* _Exercise description_:
All lines below must be repeated exactly, with the pictures omitted.

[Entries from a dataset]
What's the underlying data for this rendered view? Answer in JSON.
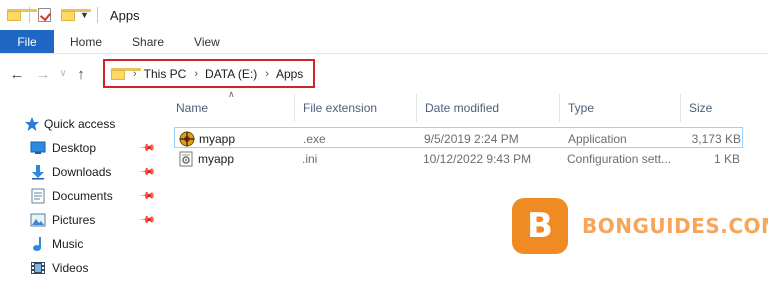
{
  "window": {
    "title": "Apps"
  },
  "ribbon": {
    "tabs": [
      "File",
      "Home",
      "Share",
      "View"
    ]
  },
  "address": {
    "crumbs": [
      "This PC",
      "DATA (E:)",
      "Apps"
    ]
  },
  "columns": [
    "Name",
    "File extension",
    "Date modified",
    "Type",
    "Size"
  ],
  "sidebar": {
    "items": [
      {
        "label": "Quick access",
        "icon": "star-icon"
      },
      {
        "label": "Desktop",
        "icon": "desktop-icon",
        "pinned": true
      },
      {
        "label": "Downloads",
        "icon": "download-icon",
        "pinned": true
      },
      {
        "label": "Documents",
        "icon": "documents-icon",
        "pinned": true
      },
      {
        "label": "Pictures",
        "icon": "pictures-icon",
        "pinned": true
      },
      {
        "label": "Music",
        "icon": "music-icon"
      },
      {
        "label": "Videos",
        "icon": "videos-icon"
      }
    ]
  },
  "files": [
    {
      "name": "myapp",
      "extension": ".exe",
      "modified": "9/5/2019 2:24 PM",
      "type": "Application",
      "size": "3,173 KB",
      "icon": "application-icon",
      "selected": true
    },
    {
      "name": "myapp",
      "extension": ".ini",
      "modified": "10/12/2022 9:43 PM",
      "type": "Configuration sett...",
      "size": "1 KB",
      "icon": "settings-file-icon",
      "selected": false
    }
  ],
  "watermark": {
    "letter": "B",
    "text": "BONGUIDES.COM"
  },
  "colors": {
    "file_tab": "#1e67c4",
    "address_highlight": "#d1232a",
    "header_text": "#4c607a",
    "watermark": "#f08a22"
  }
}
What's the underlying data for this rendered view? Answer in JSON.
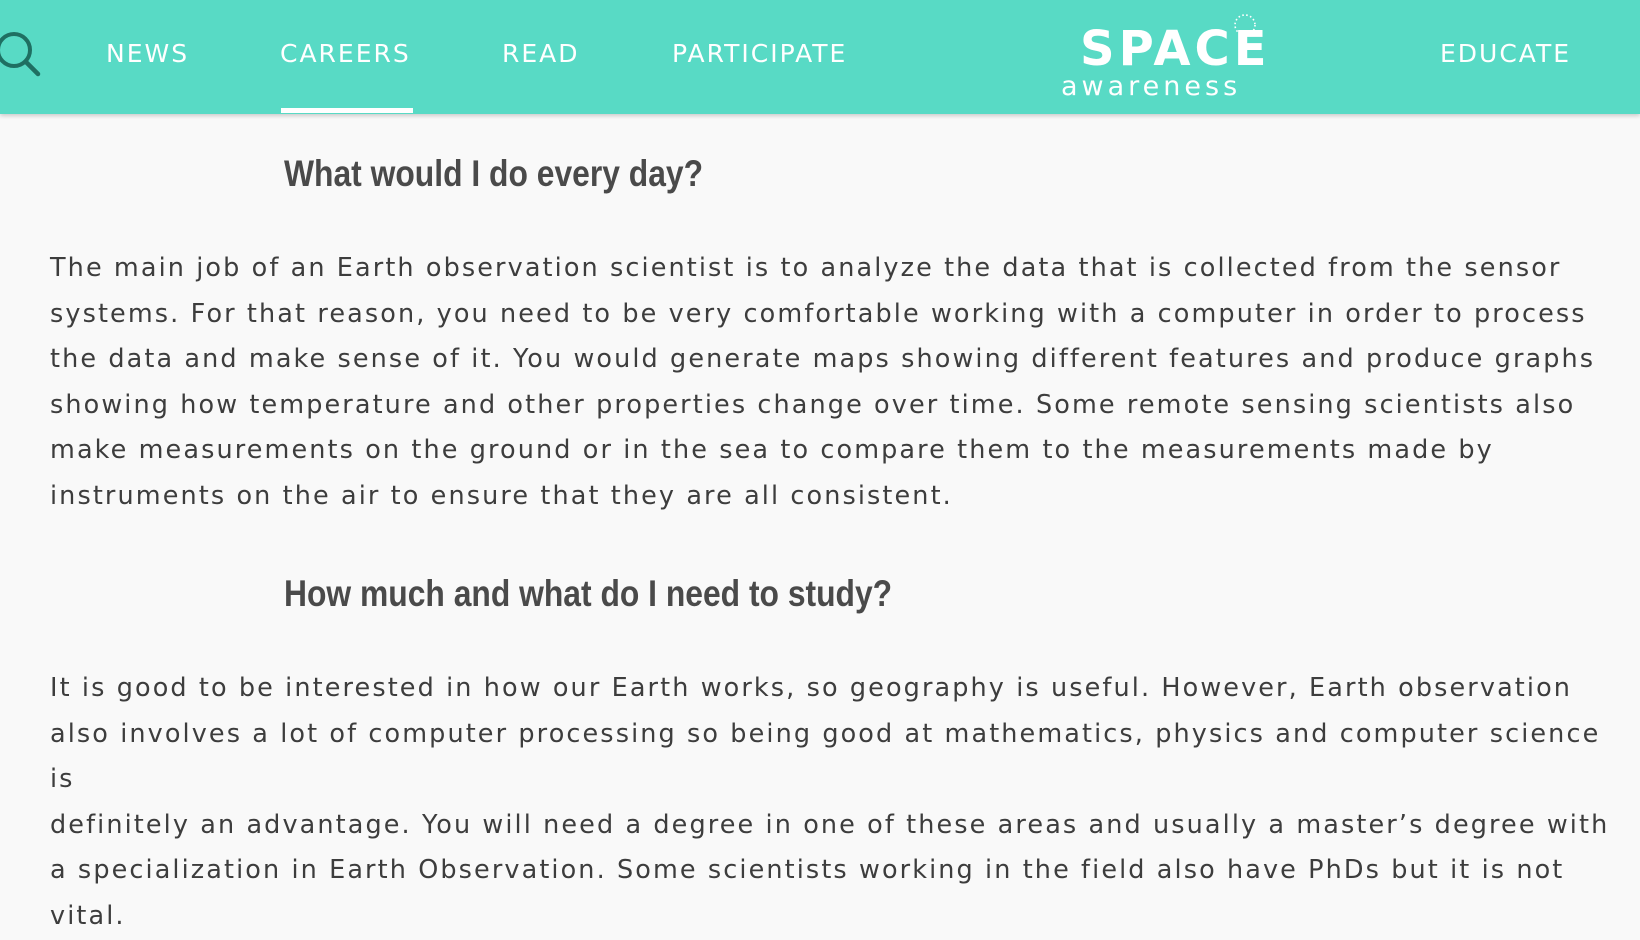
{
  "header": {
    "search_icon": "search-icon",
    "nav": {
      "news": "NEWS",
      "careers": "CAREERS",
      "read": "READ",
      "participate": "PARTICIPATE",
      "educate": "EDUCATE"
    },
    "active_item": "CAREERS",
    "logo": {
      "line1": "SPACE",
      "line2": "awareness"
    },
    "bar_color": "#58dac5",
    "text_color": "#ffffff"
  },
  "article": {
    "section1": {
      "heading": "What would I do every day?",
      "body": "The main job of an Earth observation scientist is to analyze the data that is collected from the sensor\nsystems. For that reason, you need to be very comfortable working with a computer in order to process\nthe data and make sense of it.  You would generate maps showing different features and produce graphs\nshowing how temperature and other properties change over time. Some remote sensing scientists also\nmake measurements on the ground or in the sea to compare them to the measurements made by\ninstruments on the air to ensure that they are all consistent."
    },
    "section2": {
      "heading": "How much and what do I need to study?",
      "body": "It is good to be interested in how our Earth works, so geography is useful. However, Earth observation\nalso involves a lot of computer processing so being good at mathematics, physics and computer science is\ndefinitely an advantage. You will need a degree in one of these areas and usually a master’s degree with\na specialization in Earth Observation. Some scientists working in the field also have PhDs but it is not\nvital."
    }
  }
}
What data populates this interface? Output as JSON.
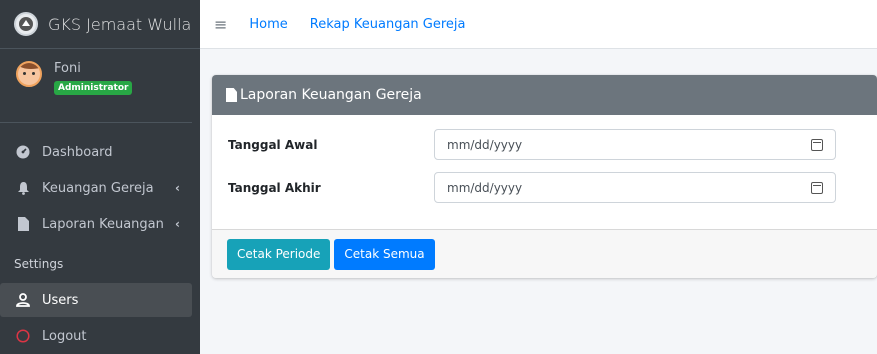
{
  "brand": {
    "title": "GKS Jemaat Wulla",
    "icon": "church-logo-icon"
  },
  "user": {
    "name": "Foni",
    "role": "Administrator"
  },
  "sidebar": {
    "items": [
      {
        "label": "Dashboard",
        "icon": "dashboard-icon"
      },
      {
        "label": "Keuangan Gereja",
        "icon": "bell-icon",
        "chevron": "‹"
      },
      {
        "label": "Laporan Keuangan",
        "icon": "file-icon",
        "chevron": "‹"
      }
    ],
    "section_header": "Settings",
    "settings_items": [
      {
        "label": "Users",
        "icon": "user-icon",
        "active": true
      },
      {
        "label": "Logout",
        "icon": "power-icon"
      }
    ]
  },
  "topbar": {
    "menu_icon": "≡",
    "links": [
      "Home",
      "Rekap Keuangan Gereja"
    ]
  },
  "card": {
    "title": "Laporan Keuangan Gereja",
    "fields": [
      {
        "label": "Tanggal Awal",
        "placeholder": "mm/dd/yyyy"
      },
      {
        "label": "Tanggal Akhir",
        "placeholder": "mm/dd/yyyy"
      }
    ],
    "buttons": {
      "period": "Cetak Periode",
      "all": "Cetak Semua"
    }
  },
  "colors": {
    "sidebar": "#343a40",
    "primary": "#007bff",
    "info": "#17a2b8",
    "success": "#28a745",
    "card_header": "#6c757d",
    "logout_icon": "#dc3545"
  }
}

* _Response to the task_:
What's the underlying data for this rendered view? Answer in JSON.
{
  "window": {
    "title": "Apps"
  },
  "ribbon": {
    "tabs": [
      "File",
      "Home",
      "Share",
      "View"
    ]
  },
  "address": {
    "crumbs": [
      "This PC",
      "DATA (E:)",
      "Apps"
    ]
  },
  "columns": [
    "Name",
    "File extension",
    "Date modified",
    "Type",
    "Size"
  ],
  "sidebar": {
    "items": [
      {
        "label": "Quick access",
        "icon": "star-icon"
      },
      {
        "label": "Desktop",
        "icon": "desktop-icon",
        "pinned": true
      },
      {
        "label": "Downloads",
        "icon": "download-icon",
        "pinned": true
      },
      {
        "label": "Documents",
        "icon": "documents-icon",
        "pinned": true
      },
      {
        "label": "Pictures",
        "icon": "pictures-icon",
        "pinned": true
      },
      {
        "label": "Music",
        "icon": "music-icon"
      },
      {
        "label": "Videos",
        "icon": "videos-icon"
      }
    ]
  },
  "files": [
    {
      "name": "myapp",
      "extension": ".exe",
      "modified": "9/5/2019 2:24 PM",
      "type": "Application",
      "size": "3,173 KB",
      "icon": "application-icon",
      "selected": true
    },
    {
      "name": "myapp",
      "extension": ".ini",
      "modified": "10/12/2022 9:43 PM",
      "type": "Configuration sett...",
      "size": "1 KB",
      "icon": "settings-file-icon",
      "selected": false
    }
  ],
  "watermark": {
    "letter": "B",
    "text": "BONGUIDES.COM"
  },
  "colors": {
    "file_tab": "#1e67c4",
    "address_highlight": "#d1232a",
    "header_text": "#4c607a",
    "watermark": "#f08a22"
  }
}
What's the underlying data for this rendered view? Answer in JSON.
{
  "header": {
    "search_icon": "search-icon",
    "nav": {
      "news": "NEWS",
      "careers": "CAREERS",
      "read": "READ",
      "participate": "PARTICIPATE",
      "educate": "EDUCATE"
    },
    "active_item": "CAREERS",
    "logo": {
      "line1": "SPACE",
      "line2": "awareness"
    },
    "bar_color": "#58dac5",
    "text_color": "#ffffff"
  },
  "article": {
    "section1": {
      "heading": "What would I do every day?",
      "body": "The main job of an Earth observation scientist is to analyze the data that is collected from the sensor\nsystems. For that reason, you need to be very comfortable working with a computer in order to process\nthe data and make sense of it.  You would generate maps showing different features and produce graphs\nshowing how temperature and other properties change over time. Some remote sensing scientists also\nmake measurements on the ground or in the sea to compare them to the measurements made by\ninstruments on the air to ensure that they are all consistent."
    },
    "section2": {
      "heading": "How much and what do I need to study?",
      "body": "It is good to be interested in how our Earth works, so geography is useful. However, Earth observation\nalso involves a lot of computer processing so being good at mathematics, physics and computer science is\ndefinitely an advantage. You will need a degree in one of these areas and usually a master’s degree with\na specialization in Earth Observation. Some scientists working in the field also have PhDs but it is not\nvital."
    }
  }
}
What data populates this interface? Output as JSON.
{
  "brand": {
    "title": "GKS Jemaat Wulla",
    "icon": "church-logo-icon"
  },
  "user": {
    "name": "Foni",
    "role": "Administrator"
  },
  "sidebar": {
    "items": [
      {
        "label": "Dashboard",
        "icon": "dashboard-icon"
      },
      {
        "label": "Keuangan Gereja",
        "icon": "bell-icon",
        "chevron": "‹"
      },
      {
        "label": "Laporan Keuangan",
        "icon": "file-icon",
        "chevron": "‹"
      }
    ],
    "section_header": "Settings",
    "settings_items": [
      {
        "label": "Users",
        "icon": "user-icon",
        "active": true
      },
      {
        "label": "Logout",
        "icon": "power-icon"
      }
    ]
  },
  "topbar": {
    "menu_icon": "≡",
    "links": [
      "Home",
      "Rekap Keuangan Gereja"
    ]
  },
  "card": {
    "title": "Laporan Keuangan Gereja",
    "fields": [
      {
        "label": "Tanggal Awal",
        "placeholder": "mm/dd/yyyy"
      },
      {
        "label": "Tanggal Akhir",
        "placeholder": "mm/dd/yyyy"
      }
    ],
    "buttons": {
      "period": "Cetak Periode",
      "all": "Cetak Semua"
    }
  },
  "colors": {
    "sidebar": "#343a40",
    "primary": "#007bff",
    "info": "#17a2b8",
    "success": "#28a745",
    "card_header": "#6c757d",
    "logout_icon": "#dc3545"
  }
}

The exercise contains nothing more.